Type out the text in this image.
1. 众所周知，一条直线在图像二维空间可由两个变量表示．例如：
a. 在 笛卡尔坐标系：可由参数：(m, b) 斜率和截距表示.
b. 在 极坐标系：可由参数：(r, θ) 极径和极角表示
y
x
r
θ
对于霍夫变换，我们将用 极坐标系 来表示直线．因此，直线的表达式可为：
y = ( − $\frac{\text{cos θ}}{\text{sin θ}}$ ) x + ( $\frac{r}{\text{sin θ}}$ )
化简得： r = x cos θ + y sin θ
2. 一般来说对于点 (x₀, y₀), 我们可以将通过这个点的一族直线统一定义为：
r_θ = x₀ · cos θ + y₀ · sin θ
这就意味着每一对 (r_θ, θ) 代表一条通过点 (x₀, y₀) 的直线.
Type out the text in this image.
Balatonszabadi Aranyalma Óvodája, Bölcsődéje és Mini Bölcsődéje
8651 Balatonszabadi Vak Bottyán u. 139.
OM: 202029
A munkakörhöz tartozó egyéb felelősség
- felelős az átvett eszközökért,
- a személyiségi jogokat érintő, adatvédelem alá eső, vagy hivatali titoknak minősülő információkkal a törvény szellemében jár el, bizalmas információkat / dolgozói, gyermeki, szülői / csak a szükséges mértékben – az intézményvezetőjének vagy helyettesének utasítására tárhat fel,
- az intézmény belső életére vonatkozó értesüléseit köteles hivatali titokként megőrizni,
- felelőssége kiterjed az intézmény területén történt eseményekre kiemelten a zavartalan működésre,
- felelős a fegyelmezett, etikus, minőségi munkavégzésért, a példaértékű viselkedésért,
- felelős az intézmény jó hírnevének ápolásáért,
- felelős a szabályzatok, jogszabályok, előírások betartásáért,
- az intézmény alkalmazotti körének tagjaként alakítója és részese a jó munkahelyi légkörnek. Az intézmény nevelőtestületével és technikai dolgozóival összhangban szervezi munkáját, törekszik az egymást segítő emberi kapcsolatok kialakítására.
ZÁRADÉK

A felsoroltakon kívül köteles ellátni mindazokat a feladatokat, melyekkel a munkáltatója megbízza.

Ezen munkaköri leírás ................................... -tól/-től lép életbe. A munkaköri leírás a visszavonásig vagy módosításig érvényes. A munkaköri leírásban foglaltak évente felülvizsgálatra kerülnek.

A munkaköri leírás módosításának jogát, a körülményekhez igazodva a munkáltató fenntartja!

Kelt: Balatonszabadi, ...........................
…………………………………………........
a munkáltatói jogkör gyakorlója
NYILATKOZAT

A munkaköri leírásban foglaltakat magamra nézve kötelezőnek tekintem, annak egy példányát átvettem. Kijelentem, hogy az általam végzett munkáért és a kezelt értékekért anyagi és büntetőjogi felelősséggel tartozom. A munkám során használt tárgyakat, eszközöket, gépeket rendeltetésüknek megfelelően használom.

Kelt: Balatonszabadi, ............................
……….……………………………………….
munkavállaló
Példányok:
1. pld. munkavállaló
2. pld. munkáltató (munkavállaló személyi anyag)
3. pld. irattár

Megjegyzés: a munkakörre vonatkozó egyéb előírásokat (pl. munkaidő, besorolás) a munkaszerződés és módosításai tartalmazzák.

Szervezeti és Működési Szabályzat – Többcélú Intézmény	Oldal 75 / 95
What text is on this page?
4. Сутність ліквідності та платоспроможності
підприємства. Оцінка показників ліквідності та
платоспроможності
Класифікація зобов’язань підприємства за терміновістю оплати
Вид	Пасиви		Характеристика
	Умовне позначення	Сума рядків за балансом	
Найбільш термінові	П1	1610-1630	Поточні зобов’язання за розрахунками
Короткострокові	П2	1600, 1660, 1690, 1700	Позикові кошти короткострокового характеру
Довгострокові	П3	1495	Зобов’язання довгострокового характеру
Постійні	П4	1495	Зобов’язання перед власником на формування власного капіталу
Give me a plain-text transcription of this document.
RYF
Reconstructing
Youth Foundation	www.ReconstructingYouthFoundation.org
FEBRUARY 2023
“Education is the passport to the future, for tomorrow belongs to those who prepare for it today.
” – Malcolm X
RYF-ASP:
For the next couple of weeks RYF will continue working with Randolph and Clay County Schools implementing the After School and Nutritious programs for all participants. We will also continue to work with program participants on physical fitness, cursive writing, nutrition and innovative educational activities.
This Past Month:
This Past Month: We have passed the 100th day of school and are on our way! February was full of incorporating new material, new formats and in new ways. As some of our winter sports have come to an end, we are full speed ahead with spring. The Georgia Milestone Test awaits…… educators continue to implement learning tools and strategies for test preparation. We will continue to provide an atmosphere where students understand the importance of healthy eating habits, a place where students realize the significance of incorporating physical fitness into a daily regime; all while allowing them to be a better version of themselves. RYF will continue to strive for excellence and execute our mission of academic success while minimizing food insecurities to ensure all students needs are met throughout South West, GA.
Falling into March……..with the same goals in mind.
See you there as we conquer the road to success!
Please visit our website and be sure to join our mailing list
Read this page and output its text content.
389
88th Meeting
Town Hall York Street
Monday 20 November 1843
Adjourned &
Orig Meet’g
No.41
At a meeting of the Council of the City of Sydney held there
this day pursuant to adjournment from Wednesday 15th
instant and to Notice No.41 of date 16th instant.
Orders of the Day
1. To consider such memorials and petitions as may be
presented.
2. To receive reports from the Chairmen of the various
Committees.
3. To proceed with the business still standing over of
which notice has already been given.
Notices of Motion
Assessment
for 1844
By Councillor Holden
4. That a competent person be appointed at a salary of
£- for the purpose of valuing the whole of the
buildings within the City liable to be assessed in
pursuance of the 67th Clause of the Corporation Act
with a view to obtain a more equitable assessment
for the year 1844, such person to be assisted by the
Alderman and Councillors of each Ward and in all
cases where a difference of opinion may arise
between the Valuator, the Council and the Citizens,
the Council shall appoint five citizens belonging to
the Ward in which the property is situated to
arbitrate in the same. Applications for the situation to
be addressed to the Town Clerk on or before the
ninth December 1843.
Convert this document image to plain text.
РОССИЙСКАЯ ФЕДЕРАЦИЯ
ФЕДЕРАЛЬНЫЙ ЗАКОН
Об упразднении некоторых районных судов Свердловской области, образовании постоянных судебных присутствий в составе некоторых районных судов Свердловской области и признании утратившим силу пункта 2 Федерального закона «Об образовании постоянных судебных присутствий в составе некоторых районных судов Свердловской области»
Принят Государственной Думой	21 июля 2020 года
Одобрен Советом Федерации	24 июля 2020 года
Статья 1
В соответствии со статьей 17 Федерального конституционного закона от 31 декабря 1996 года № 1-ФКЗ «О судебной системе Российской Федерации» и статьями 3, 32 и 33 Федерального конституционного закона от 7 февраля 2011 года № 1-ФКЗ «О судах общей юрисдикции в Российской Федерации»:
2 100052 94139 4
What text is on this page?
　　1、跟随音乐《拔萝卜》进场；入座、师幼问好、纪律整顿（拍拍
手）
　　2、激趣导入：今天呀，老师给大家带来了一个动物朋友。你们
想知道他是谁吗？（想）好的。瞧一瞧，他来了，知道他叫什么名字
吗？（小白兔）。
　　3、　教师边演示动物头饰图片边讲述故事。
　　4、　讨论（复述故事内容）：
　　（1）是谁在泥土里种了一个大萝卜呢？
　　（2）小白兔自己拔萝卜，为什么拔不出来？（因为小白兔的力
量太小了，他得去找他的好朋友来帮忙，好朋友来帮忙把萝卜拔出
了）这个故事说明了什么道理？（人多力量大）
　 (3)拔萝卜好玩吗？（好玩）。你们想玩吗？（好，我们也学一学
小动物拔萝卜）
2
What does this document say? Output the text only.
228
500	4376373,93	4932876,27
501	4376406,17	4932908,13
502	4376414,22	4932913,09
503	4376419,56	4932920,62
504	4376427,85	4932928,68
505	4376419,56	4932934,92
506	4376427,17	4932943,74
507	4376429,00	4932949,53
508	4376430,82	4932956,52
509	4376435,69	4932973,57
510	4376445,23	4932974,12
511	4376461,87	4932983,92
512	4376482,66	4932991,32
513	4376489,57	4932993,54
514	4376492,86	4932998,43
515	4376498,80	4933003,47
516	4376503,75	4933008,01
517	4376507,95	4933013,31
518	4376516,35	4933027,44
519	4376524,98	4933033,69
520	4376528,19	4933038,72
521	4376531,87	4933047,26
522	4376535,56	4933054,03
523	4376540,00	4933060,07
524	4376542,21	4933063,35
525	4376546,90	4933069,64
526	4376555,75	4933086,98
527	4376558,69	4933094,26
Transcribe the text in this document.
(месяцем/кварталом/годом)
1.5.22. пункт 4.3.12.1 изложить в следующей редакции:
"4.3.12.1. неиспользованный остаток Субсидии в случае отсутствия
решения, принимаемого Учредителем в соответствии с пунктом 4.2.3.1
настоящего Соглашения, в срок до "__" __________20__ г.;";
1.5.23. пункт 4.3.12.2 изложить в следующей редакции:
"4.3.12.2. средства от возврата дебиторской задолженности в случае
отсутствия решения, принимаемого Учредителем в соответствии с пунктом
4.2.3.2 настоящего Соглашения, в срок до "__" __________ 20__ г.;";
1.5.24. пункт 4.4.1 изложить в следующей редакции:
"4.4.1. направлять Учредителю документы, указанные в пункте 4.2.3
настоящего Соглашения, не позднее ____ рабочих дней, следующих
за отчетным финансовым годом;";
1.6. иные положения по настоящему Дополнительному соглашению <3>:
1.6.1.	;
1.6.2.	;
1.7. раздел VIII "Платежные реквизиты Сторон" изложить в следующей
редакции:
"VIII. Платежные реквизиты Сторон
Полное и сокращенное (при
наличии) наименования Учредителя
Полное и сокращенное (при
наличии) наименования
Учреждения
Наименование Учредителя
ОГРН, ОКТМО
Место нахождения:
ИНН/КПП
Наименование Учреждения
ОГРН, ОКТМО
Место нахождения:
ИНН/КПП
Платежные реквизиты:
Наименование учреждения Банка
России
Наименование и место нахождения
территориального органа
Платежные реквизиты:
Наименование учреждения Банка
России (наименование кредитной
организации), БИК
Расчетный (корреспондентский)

■ **WHAT THE TASK ASKS**: Find every line in the entries that includes the word "срок", then state how many there are and nothing else.

■ **THE OUTPUT**: 2